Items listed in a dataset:
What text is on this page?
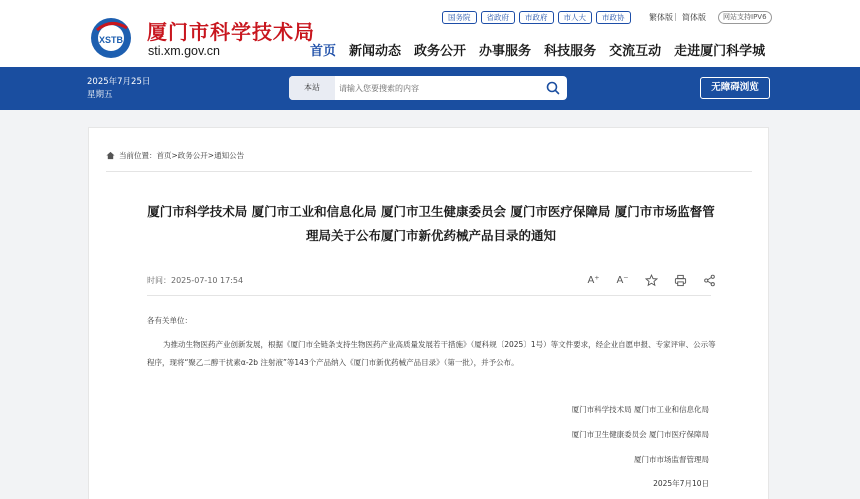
XSTB 厦门市科学技术局
sti.xm.gov.cn
国务院	省政府	市政府	市人大	市政协	繁体版 | 简体版	网站支持IPV6
首页 新闻动态 政务公开 办事服务 科技服务 交流互动 走进厦门科学城
2025年7月25日
星期五
本站
请输入您要搜索的内容	无障碍浏览
当前位置： 首页 > 政务公开 > 通知公告
厦门市科学技术局 厦门市工业和信息化局 厦门市卫生健康委员会 厦门市医疗保障局 厦门市市场监督管理局关于公布厦门市新优药械产品目录的通知
时间：2025-07-10 17:54	A⁺	A⁻
各有关单位：
为推动生物医药产业创新发展，根据《厦门市全链条支持生物医药产业高质量发展若干措施》（厦科规〔2025〕1号）等文件要求，经企业自愿申报、专家评审、公示等程序，现将“聚乙二醇干扰素α-2b 注射液”等143个产品纳入《厦门市新优药械产品目录》（第一批），并予公布。
厦门市科学技术局 厦门市工业和信息化局
厦门市卫生健康委员会 厦门市医疗保障局
厦门市市场监督管理局
2025年7月10日
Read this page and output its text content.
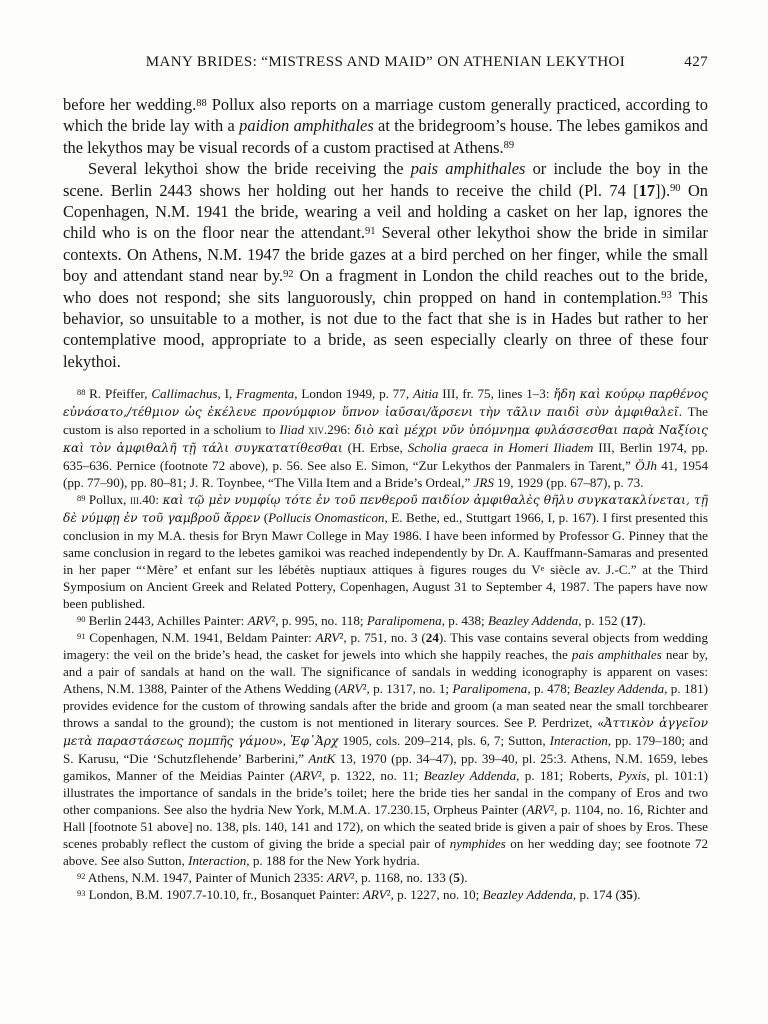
MANY BRIDES: “MISTRESS AND MAID” ON ATHENIAN LEKYTHOI	427

before her wedding.$^{88}$ Pollux also reports on a marriage custom generally practiced, according to which the bride lay with a paidion amphithales at the bridegroom’s house. The lebes gamikos and the lekythos may be visual records of a custom practised at Athens.$^{89}$

Several lekythoi show the bride receiving the pais amphithales or include the boy in the scene. Berlin 2443 shows her holding out her hands to receive the child (Pl. 74 [17]).$^{90}$ On Copenhagen, N.M. 1941 the bride, wearing a veil and holding a casket on her lap, ignores the child who is on the floor near the attendant.$^{91}$ Several other lekythoi show the bride in similar contexts. On Athens, N.M. 1947 the bride gazes at a bird perched on her finger, while the small boy and attendant stand near by.$^{92}$ On a fragment in London the child reaches out to the bride, who does not respond; she sits languorously, chin propped on hand in contemplation.$^{93}$ This behavior, so unsuitable to a mother, is not due to the fact that she is in Hades but rather to her contemplative mood, appropriate to a bride, as seen especially clearly on three of these four lekythoi.

$^{88}$ R. Pfeiffer, Callimachus, I, Fragmenta, London 1949, p. 77, Aitia III, fr. 75, lines 1–3: ἤδη καὶ κούρῳ παρθένος εὐνάσατο,/τέθμιον ὡς ἐκέλευε προνύμφιον ὕπνον ἰαῦσαι/ἄρσενι τὴν τᾶλιν παιδὶ σὺν ἀμφιθαλεῖ. The custom is also reported in a scholium to Iliad xiv.296: διὸ καὶ μέχρι νῦν ὑπόμνημα φυλάσσεσθαι παρὰ Ναξίοις καὶ τὸν ἀμφιθαλῆ τῇ τάλι συγκατατίθεσθαι (H. Erbse, Scholia graeca in Homeri Iliadem III, Berlin 1974, pp. 635–636. Pernice (footnote 72 above), p. 56. See also E. Simon, “Zur Lekythos der Panmalers in Tarent,” ÖJh 41, 1954 (pp. 77–90), pp. 80–81; J. R. Toynbee, “The Villa Item and a Bride’s Ordeal,” JRS 19, 1929 (pp. 67–87), p. 73.

$^{89}$ Pollux, iii.40: καὶ τῷ μὲν νυμφίῳ τότε ἐν τοῦ πενθεροῦ παιδίον ἀμφιθαλὲς θῆλυ συγκατακλίνεται, τῇ δὲ νύμφῃ ἐν τοῦ γαμβροῦ ἄρρεν (Pollucis Onomasticon, E. Bethe, ed., Stuttgart 1966, I, p. 167). I first presented this conclusion in my M.A. thesis for Bryn Mawr College in May 1986. I have been informed by Professor G. Pinney that the same conclusion in regard to the lebetes gamikoi was reached independently by Dr. A. Kauffmann-Samaras and presented in her paper “‘Mère’ et enfant sur les lébétès nuptiaux attiques à figures rouges du Ve siècle av. J.-C.” at the Third Symposium on Ancient Greek and Related Pottery, Copenhagen, August 31 to September 4, 1987. The papers have now been published.

$^{90}$ Berlin 2443, Achilles Painter: ARV², p. 995, no. 118; Paralipomena, p. 438; Beazley Addenda, p. 152 (17).

$^{91}$ Copenhagen, N.M. 1941, Beldam Painter: ARV², p. 751, no. 3 (24). This vase contains several objects from wedding imagery: the veil on the bride’s head, the casket for jewels into which she happily reaches, the pais amphithales near by, and a pair of sandals at hand on the wall. The significance of sandals in wedding iconography is apparent on vases: Athens, N.M. 1388, Painter of the Athens Wedding (ARV², p. 1317, no. 1; Paralipomena, p. 478; Beazley Addenda, p. 181) provides evidence for the custom of throwing sandals after the bride and groom (a man seated near the small torchbearer throws a sandal to the ground); the custom is not mentioned in literary sources. See P. Perdrizet, «Ἀττικὸν ἀγγεῖον μετὰ παραστάσεως πομπῆς γάμου», Ἐφ᾽Ἀρχ 1905, cols. 209–214, pls. 6, 7; Sutton, Interaction, pp. 179–180; and S. Karusu, “Die ‘Schutzflehende’ Barberini,” AntK 13, 1970 (pp. 34–47), pp. 39–40, pl. 25:3. Athens, N.M. 1659, lebes gamikos, Manner of the Meidias Painter (ARV², p. 1322, no. 11; Beazley Addenda, p. 181; Roberts, Pyxis, pl. 101:1) illustrates the importance of sandals in the bride’s toilet; here the bride ties her sandal in the company of Eros and two other companions. See also the hydria New York, M.M.A. 17.230.15, Orpheus Painter (ARV², p. 1104, no. 16, Richter and Hall [footnote 51 above] no. 138, pls. 140, 141 and 172), on which the seated bride is given a pair of shoes by Eros. These scenes probably reflect the custom of giving the bride a special pair of nymphides on her wedding day; see footnote 72 above. See also Sutton, Interaction, p. 188 for the New York hydria.

$^{92}$ Athens, N.M. 1947, Painter of Munich 2335: ARV², p. 1168, no. 133 (5).

$^{93}$ London, B.M. 1907.7-10.10, fr., Bosanquet Painter: ARV², p. 1227, no. 10; Beazley Addenda, p. 174 (35).
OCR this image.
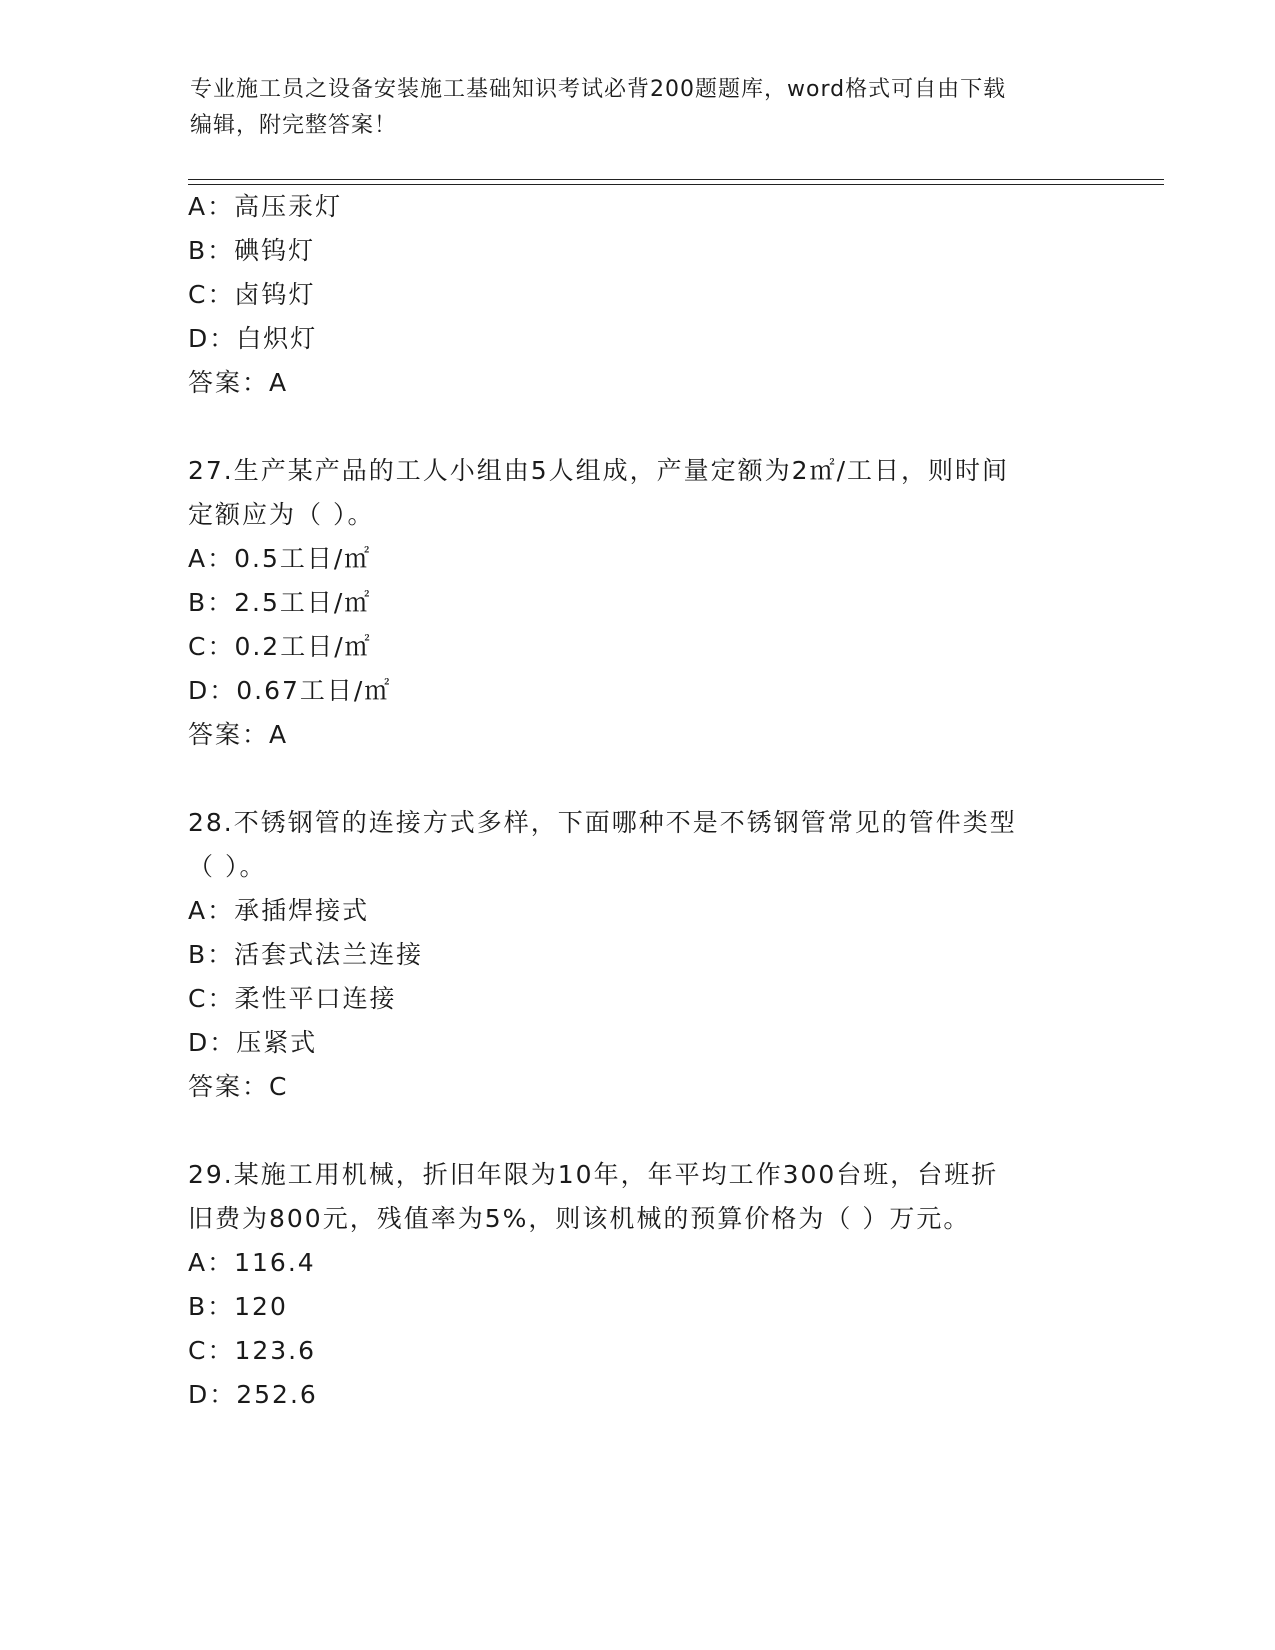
专业施工员之设备安装施工基础知识考试必背200题题库，word格式可自由下载
编辑，附完整答案！
A：高压汞灯
B：碘钨灯
C：卤钨灯
D：白炽灯
答案：A
27.生产某产品的工人小组由5人组成，产量定额为2㎡/工日，则时间
定额应为（ ）。
A：0.5工日/㎡
B：2.5工日/㎡
C：0.2工日/㎡
D：0.67工日/㎡
答案：A
28.不锈钢管的连接方式多样，下面哪种不是不锈钢管常见的管件类型
（ ）。
A：承插焊接式
B：活套式法兰连接
C：柔性平口连接
D：压紧式
答案：C
29.某施工用机械，折旧年限为10年，年平均工作300台班，台班折
旧费为800元，残值率为5%，则该机械的预算价格为（ ）万元。
A：116.4
B：120
C：123.6
D：252.6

PROBLEM DETAILS: Restate the whole listing above exactly, please, omitting every image.

FULL ANSWER:
What text is on this page?
XSTB 厦门市科学技术局
sti.xm.gov.cn
国务院	省政府	市政府	市人大	市政协	繁体版 | 简体版	网站支持IPV6
首页 新闻动态 政务公开 办事服务 科技服务 交流互动 走进厦门科学城
2025年7月25日
星期五
本站
请输入您要搜索的内容	无障碍浏览
当前位置： 首页 > 政务公开 > 通知公告
厦门市科学技术局 厦门市工业和信息化局 厦门市卫生健康委员会 厦门市医疗保障局 厦门市市场监督管理局关于公布厦门市新优药械产品目录的通知
时间：2025-07-10 17:54	A⁺	A⁻
各有关单位：
为推动生物医药产业创新发展，根据《厦门市全链条支持生物医药产业高质量发展若干措施》（厦科规〔2025〕1号）等文件要求，经企业自愿申报、专家评审、公示等程序，现将“聚乙二醇干扰素α-2b 注射液”等143个产品纳入《厦门市新优药械产品目录》（第一批），并予公布。
厦门市科学技术局 厦门市工业和信息化局
厦门市卫生健康委员会 厦门市医疗保障局
厦门市市场监督管理局
2025年7月10日
Read this page and output its text content.
MANY BRIDES: “MISTRESS AND MAID” ON ATHENIAN LEKYTHOI	427

before her wedding.$^{88}$ Pollux also reports on a marriage custom generally practiced, according to which the bride lay with a paidion amphithales at the bridegroom’s house. The lebes gamikos and the lekythos may be visual records of a custom practised at Athens.$^{89}$

Several lekythoi show the bride receiving the pais amphithales or include the boy in the scene. Berlin 2443 shows her holding out her hands to receive the child (Pl. 74 [17]).$^{90}$ On Copenhagen, N.M. 1941 the bride, wearing a veil and holding a casket on her lap, ignores the child who is on the floor near the attendant.$^{91}$ Several other lekythoi show the bride in similar contexts. On Athens, N.M. 1947 the bride gazes at a bird perched on her finger, while the small boy and attendant stand near by.$^{92}$ On a fragment in London the child reaches out to the bride, who does not respond; she sits languorously, chin propped on hand in contemplation.$^{93}$ This behavior, so unsuitable to a mother, is not due to the fact that she is in Hades but rather to her contemplative mood, appropriate to a bride, as seen especially clearly on three of these four lekythoi.

$^{88}$ R. Pfeiffer, Callimachus, I, Fragmenta, London 1949, p. 77, Aitia III, fr. 75, lines 1–3: ἤδη καὶ κούρῳ παρθένος εὐνάσατο,/τέθμιον ὡς ἐκέλευε προνύμφιον ὕπνον ἰαῦσαι/ἄρσενι τὴν τᾶλιν παιδὶ σὺν ἀμφιθαλεῖ. The custom is also reported in a scholium to Iliad xiv.296: διὸ καὶ μέχρι νῦν ὑπόμνημα φυλάσσεσθαι παρὰ Ναξίοις καὶ τὸν ἀμφιθαλῆ τῇ τάλι συγκατατίθεσθαι (H. Erbse, Scholia graeca in Homeri Iliadem III, Berlin 1974, pp. 635–636. Pernice (footnote 72 above), p. 56. See also E. Simon, “Zur Lekythos der Panmalers in Tarent,” ÖJh 41, 1954 (pp. 77–90), pp. 80–81; J. R. Toynbee, “The Villa Item and a Bride’s Ordeal,” JRS 19, 1929 (pp. 67–87), p. 73.

$^{89}$ Pollux, iii.40: καὶ τῷ μὲν νυμφίῳ τότε ἐν τοῦ πενθεροῦ παιδίον ἀμφιθαλὲς θῆλυ συγκατακλίνεται, τῇ δὲ νύμφῃ ἐν τοῦ γαμβροῦ ἄρρεν (Pollucis Onomasticon, E. Bethe, ed., Stuttgart 1966, I, p. 167). I first presented this conclusion in my M.A. thesis for Bryn Mawr College in May 1986. I have been informed by Professor G. Pinney that the same conclusion in regard to the lebetes gamikoi was reached independently by Dr. A. Kauffmann-Samaras and presented in her paper “‘Mère’ et enfant sur les lébétès nuptiaux attiques à figures rouges du Ve siècle av. J.-C.” at the Third Symposium on Ancient Greek and Related Pottery, Copenhagen, August 31 to September 4, 1987. The papers have now been published.

$^{90}$ Berlin 2443, Achilles Painter: ARV², p. 995, no. 118; Paralipomena, p. 438; Beazley Addenda, p. 152 (17).

$^{91}$ Copenhagen, N.M. 1941, Beldam Painter: ARV², p. 751, no. 3 (24). This vase contains several objects from wedding imagery: the veil on the bride’s head, the casket for jewels into which she happily reaches, the pais amphithales near by, and a pair of sandals at hand on the wall. The significance of sandals in wedding iconography is apparent on vases: Athens, N.M. 1388, Painter of the Athens Wedding (ARV², p. 1317, no. 1; Paralipomena, p. 478; Beazley Addenda, p. 181) provides evidence for the custom of throwing sandals after the bride and groom (a man seated near the small torchbearer throws a sandal to the ground); the custom is not mentioned in literary sources. See P. Perdrizet, «Ἀττικὸν ἀγγεῖον μετὰ παραστάσεως πομπῆς γάμου», Ἐφ᾽Ἀρχ 1905, cols. 209–214, pls. 6, 7; Sutton, Interaction, pp. 179–180; and S. Karusu, “Die ‘Schutzflehende’ Barberini,” AntK 13, 1970 (pp. 34–47), pp. 39–40, pl. 25:3. Athens, N.M. 1659, lebes gamikos, Manner of the Meidias Painter (ARV², p. 1322, no. 11; Beazley Addenda, p. 181; Roberts, Pyxis, pl. 101:1) illustrates the importance of sandals in the bride’s toilet; here the bride ties her sandal in the company of Eros and two other companions. See also the hydria New York, M.M.A. 17.230.15, Orpheus Painter (ARV², p. 1104, no. 16, Richter and Hall [footnote 51 above] no. 138, pls. 140, 141 and 172), on which the seated bride is given a pair of shoes by Eros. These scenes probably reflect the custom of giving the bride a special pair of nymphides on her wedding day; see footnote 72 above. See also Sutton, Interaction, p. 188 for the New York hydria.

$^{92}$ Athens, N.M. 1947, Painter of Munich 2335: ARV², p. 1168, no. 133 (5).

$^{93}$ London, B.M. 1907.7-10.10, fr., Bosanquet Painter: ARV², p. 1227, no. 10; Beazley Addenda, p. 174 (35).
OCR this image.
专业施工员之设备安装施工基础知识考试必背200题题库，word格式可自由下载
编辑，附完整答案！
A：高压汞灯
B：碘钨灯
C：卤钨灯
D：白炽灯
答案：A
27.生产某产品的工人小组由5人组成，产量定额为2㎡/工日，则时间
定额应为（ ）。
A：0.5工日/㎡
B：2.5工日/㎡
C：0.2工日/㎡
D：0.67工日/㎡
答案：A
28.不锈钢管的连接方式多样，下面哪种不是不锈钢管常见的管件类型
（ ）。
A：承插焊接式
B：活套式法兰连接
C：柔性平口连接
D：压紧式
答案：C
29.某施工用机械，折旧年限为10年，年平均工作300台班，台班折
旧费为800元，残值率为5%，则该机械的预算价格为（ ）万元。
A：116.4
B：120
C：123.6
D：252.6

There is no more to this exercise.